▶ _WORK INSTRUCTIONS_
Repeat every record below exactly, omitting any pictures.

▶ _PROVIDED INFORMATION_
--- begin ---

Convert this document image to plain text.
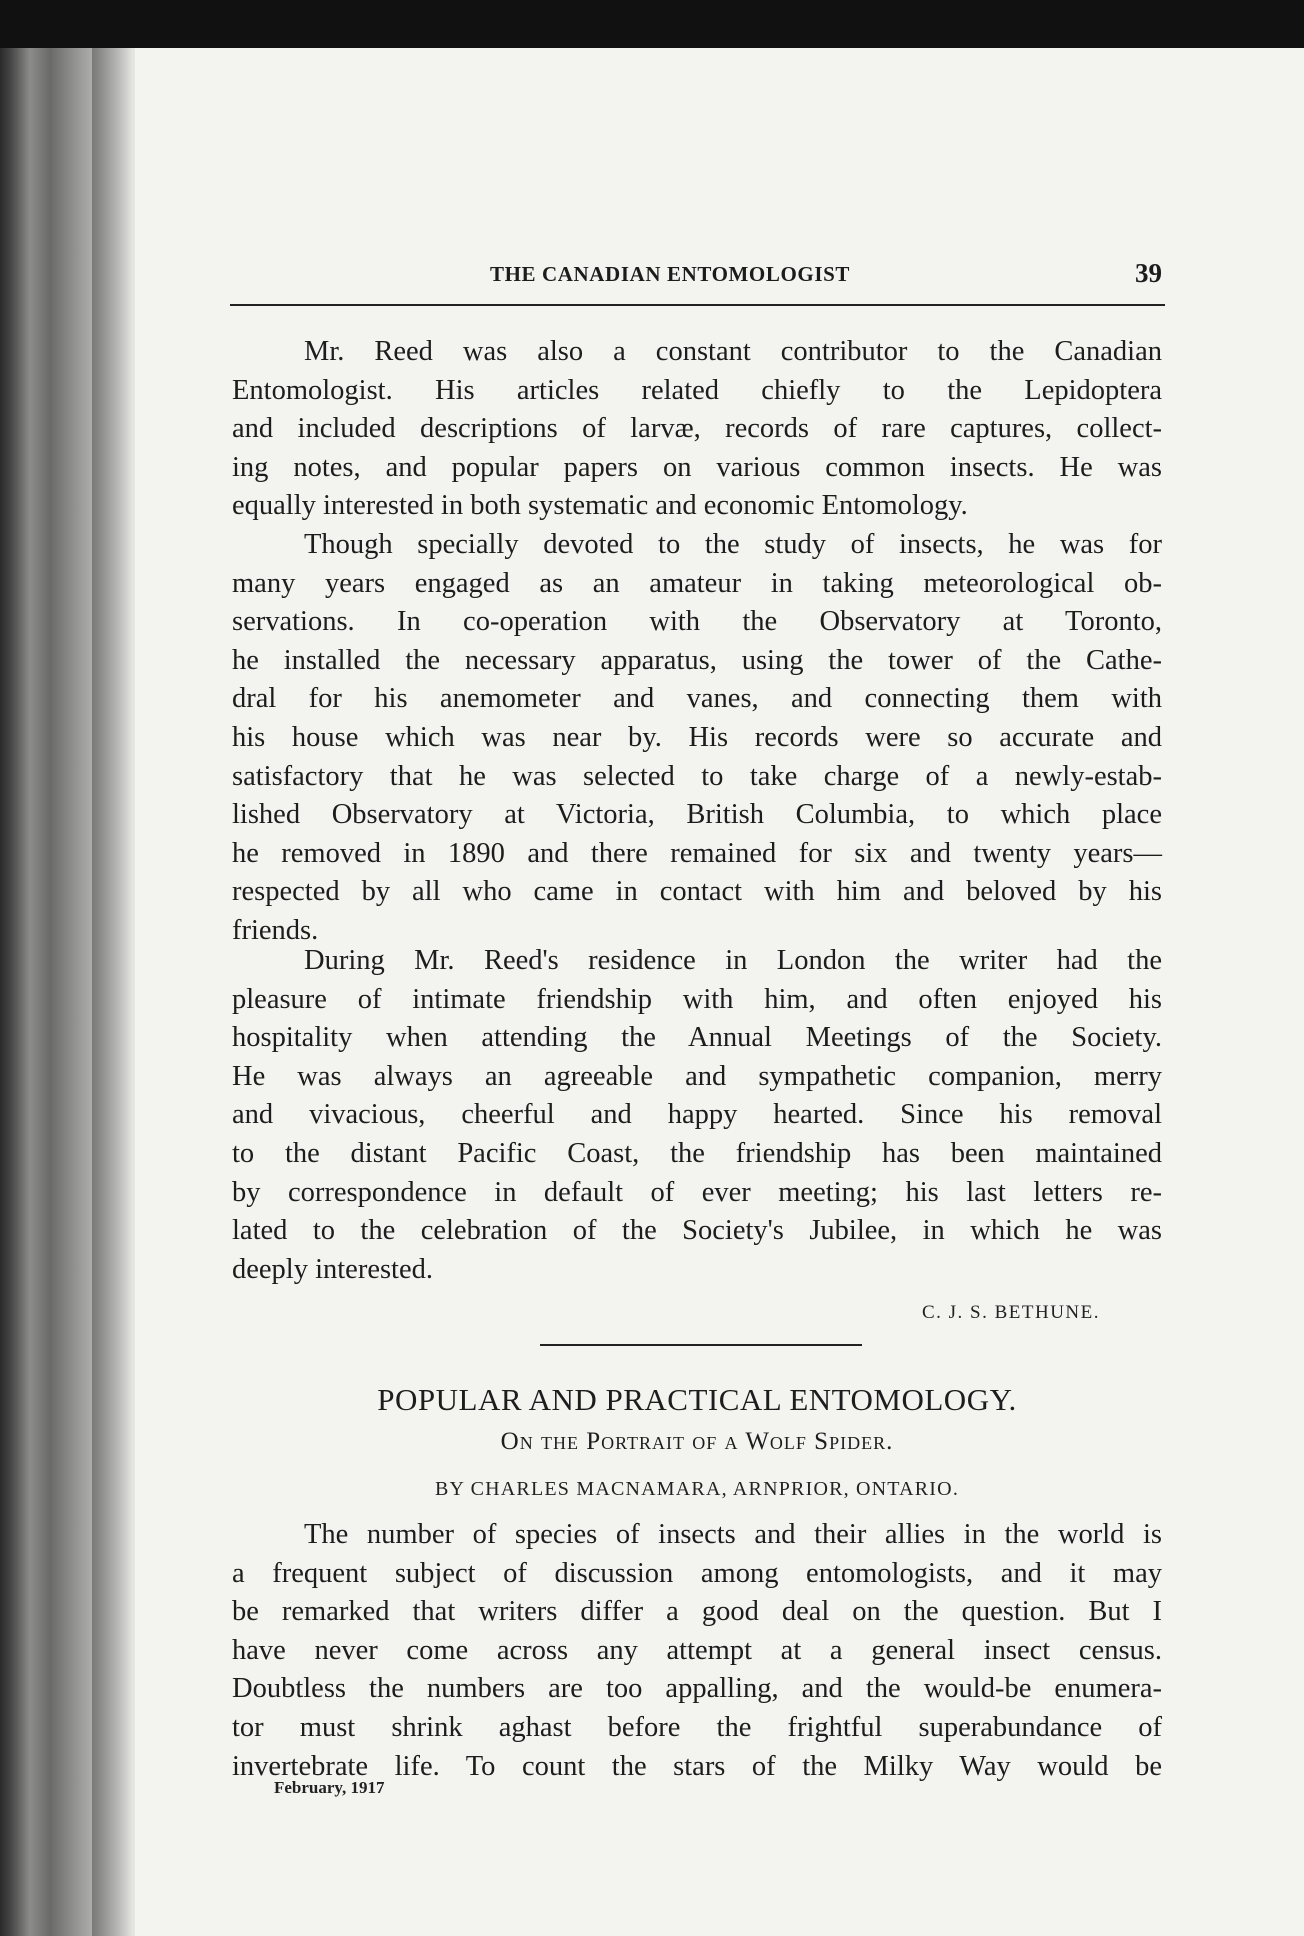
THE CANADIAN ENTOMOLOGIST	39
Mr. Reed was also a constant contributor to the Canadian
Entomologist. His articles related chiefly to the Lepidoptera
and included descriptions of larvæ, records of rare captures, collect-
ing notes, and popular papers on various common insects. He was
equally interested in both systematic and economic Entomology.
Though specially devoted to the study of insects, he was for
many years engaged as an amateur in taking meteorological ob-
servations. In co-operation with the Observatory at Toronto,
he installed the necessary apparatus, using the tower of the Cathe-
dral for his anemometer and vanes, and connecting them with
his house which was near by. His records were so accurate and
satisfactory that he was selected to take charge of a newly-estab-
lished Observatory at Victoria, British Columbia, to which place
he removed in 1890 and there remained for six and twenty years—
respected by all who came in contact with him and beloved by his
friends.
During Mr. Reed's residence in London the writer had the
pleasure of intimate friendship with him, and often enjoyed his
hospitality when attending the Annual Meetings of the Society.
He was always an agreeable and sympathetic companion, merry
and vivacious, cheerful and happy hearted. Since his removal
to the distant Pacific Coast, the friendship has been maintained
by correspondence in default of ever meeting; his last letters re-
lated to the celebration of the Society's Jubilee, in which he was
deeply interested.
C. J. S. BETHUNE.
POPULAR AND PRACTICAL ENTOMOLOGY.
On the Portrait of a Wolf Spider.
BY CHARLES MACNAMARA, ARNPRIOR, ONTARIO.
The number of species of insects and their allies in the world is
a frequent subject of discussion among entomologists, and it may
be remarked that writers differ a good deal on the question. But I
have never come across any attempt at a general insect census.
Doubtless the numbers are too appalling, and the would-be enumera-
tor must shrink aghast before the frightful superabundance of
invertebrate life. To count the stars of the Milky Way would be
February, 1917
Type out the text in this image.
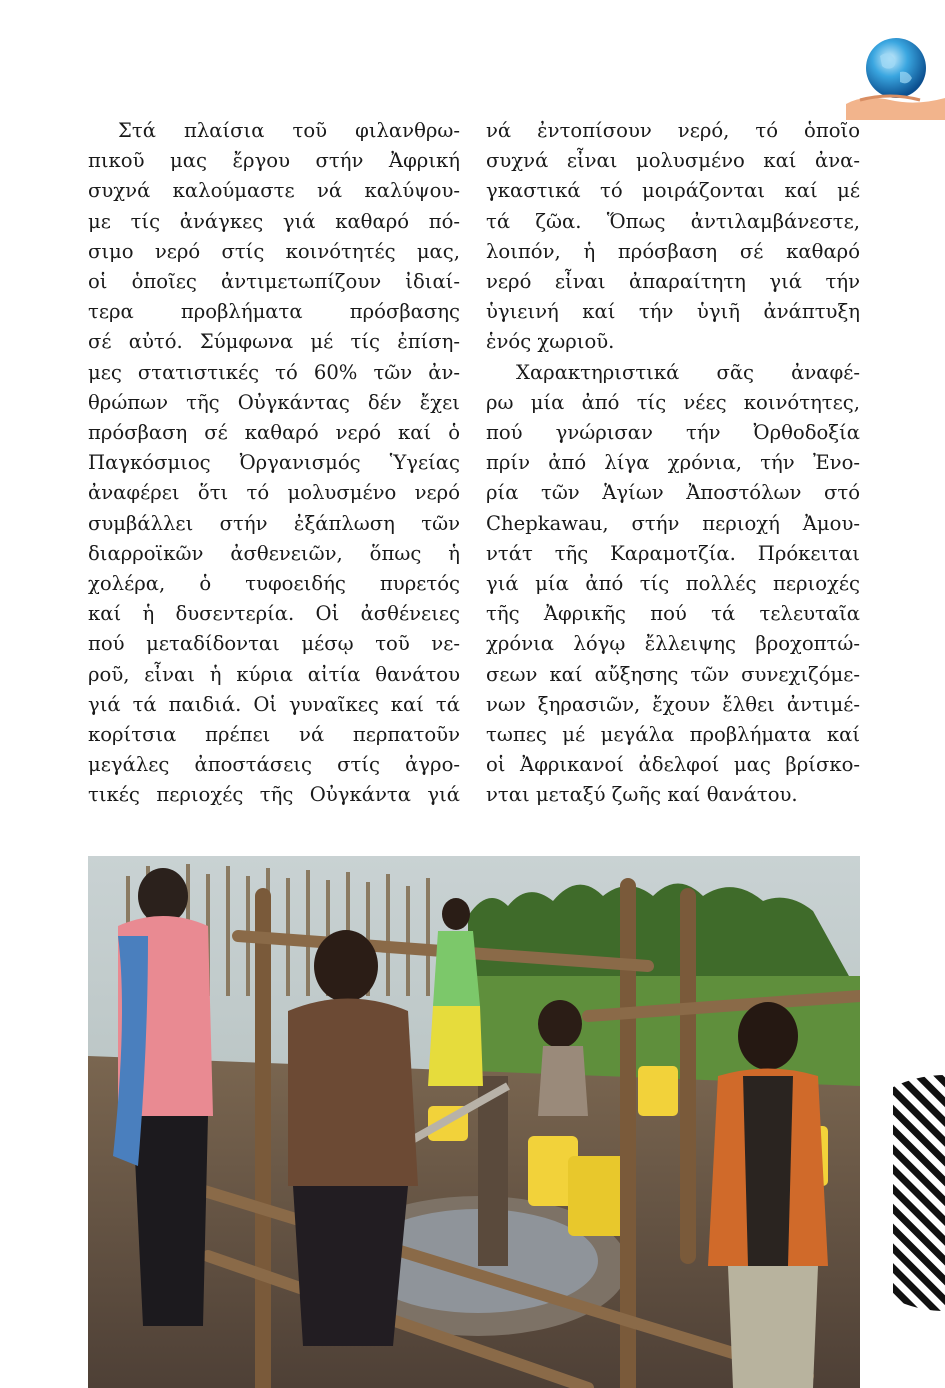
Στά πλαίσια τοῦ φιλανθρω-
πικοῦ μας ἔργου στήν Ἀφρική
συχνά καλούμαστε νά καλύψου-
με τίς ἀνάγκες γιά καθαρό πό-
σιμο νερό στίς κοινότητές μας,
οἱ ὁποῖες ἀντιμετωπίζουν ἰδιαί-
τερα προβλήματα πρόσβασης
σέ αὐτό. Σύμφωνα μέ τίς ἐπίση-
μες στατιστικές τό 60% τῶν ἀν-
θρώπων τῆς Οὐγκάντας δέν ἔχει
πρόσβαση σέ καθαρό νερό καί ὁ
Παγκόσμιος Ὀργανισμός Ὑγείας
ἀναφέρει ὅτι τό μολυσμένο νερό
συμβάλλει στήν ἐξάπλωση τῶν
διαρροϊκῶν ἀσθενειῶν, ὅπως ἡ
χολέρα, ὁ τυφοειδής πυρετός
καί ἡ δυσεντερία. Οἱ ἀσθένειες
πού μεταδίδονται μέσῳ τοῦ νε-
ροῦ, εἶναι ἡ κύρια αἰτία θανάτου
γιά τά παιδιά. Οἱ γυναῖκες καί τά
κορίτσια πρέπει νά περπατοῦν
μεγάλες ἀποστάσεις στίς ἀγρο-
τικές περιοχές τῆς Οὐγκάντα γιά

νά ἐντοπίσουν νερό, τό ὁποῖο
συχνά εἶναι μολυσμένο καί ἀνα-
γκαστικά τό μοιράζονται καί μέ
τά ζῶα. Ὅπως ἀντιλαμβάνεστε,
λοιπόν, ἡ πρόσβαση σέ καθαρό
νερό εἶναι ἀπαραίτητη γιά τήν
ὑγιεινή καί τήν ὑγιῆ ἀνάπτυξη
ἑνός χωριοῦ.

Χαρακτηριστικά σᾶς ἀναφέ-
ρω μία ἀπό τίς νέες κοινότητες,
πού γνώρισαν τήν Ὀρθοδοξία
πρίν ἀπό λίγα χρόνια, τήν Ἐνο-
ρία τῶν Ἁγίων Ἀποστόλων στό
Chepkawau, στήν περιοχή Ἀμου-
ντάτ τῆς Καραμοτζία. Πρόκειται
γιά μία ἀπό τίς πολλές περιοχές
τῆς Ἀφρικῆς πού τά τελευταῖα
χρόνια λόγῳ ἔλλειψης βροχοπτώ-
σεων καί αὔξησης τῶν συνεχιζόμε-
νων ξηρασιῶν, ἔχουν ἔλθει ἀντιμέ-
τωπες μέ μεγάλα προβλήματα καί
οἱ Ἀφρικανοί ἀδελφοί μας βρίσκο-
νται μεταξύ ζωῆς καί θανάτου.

--- end ---

▶ _CORRECT RESULT_
Convert this document image to plain text.
THE CANADIAN ENTOMOLOGIST	39
Mr. Reed was also a constant contributor to the Canadian
Entomologist. His articles related chiefly to the Lepidoptera
and included descriptions of larvæ, records of rare captures, collect-
ing notes, and popular papers on various common insects. He was
equally interested in both systematic and economic Entomology.
Though specially devoted to the study of insects, he was for
many years engaged as an amateur in taking meteorological ob-
servations. In co-operation with the Observatory at Toronto,
he installed the necessary apparatus, using the tower of the Cathe-
dral for his anemometer and vanes, and connecting them with
his house which was near by. His records were so accurate and
satisfactory that he was selected to take charge of a newly-estab-
lished Observatory at Victoria, British Columbia, to which place
he removed in 1890 and there remained for six and twenty years—
respected by all who came in contact with him and beloved by his
friends.
During Mr. Reed's residence in London the writer had the
pleasure of intimate friendship with him, and often enjoyed his
hospitality when attending the Annual Meetings of the Society.
He was always an agreeable and sympathetic companion, merry
and vivacious, cheerful and happy hearted. Since his removal
to the distant Pacific Coast, the friendship has been maintained
by correspondence in default of ever meeting; his last letters re-
lated to the celebration of the Society's Jubilee, in which he was
deeply interested.
C. J. S. BETHUNE.
POPULAR AND PRACTICAL ENTOMOLOGY.
On the Portrait of a Wolf Spider.
BY CHARLES MACNAMARA, ARNPRIOR, ONTARIO.
The number of species of insects and their allies in the world is
a frequent subject of discussion among entomologists, and it may
be remarked that writers differ a good deal on the question. But I
have never come across any attempt at a general insect census.
Doubtless the numbers are too appalling, and the would-be enumera-
tor must shrink aghast before the frightful superabundance of
invertebrate life. To count the stars of the Milky Way would be
February, 1917
Type out the text in this image.
Στά πλαίσια τοῦ φιλανθρω-
πικοῦ μας ἔργου στήν Ἀφρική
συχνά καλούμαστε νά καλύψου-
με τίς ἀνάγκες γιά καθαρό πό-
σιμο νερό στίς κοινότητές μας,
οἱ ὁποῖες ἀντιμετωπίζουν ἰδιαί-
τερα προβλήματα πρόσβασης
σέ αὐτό. Σύμφωνα μέ τίς ἐπίση-
μες στατιστικές τό 60% τῶν ἀν-
θρώπων τῆς Οὐγκάντας δέν ἔχει
πρόσβαση σέ καθαρό νερό καί ὁ
Παγκόσμιος Ὀργανισμός Ὑγείας
ἀναφέρει ὅτι τό μολυσμένο νερό
συμβάλλει στήν ἐξάπλωση τῶν
διαρροϊκῶν ἀσθενειῶν, ὅπως ἡ
χολέρα, ὁ τυφοειδής πυρετός
καί ἡ δυσεντερία. Οἱ ἀσθένειες
πού μεταδίδονται μέσῳ τοῦ νε-
ροῦ, εἶναι ἡ κύρια αἰτία θανάτου
γιά τά παιδιά. Οἱ γυναῖκες καί τά
κορίτσια πρέπει νά περπατοῦν
μεγάλες ἀποστάσεις στίς ἀγρο-
τικές περιοχές τῆς Οὐγκάντα γιά

νά ἐντοπίσουν νερό, τό ὁποῖο
συχνά εἶναι μολυσμένο καί ἀνα-
γκαστικά τό μοιράζονται καί μέ
τά ζῶα. Ὅπως ἀντιλαμβάνεστε,
λοιπόν, ἡ πρόσβαση σέ καθαρό
νερό εἶναι ἀπαραίτητη γιά τήν
ὑγιεινή καί τήν ὑγιῆ ἀνάπτυξη
ἑνός χωριοῦ.

Χαρακτηριστικά σᾶς ἀναφέ-
ρω μία ἀπό τίς νέες κοινότητες,
πού γνώρισαν τήν Ὀρθοδοξία
πρίν ἀπό λίγα χρόνια, τήν Ἐνο-
ρία τῶν Ἁγίων Ἀποστόλων στό
Chepkawau, στήν περιοχή Ἀμου-
ντάτ τῆς Καραμοτζία. Πρόκειται
γιά μία ἀπό τίς πολλές περιοχές
τῆς Ἀφρικῆς πού τά τελευταῖα
χρόνια λόγῳ ἔλλειψης βροχοπτώ-
σεων καί αὔξησης τῶν συνεχιζόμε-
νων ξηρασιῶν, ἔχουν ἔλθει ἀντιμέ-
τωπες μέ μεγάλα προβλήματα καί
οἱ Ἀφρικανοί ἀδελφοί μας βρίσκο-
νται μεταξύ ζωῆς καί θανάτου.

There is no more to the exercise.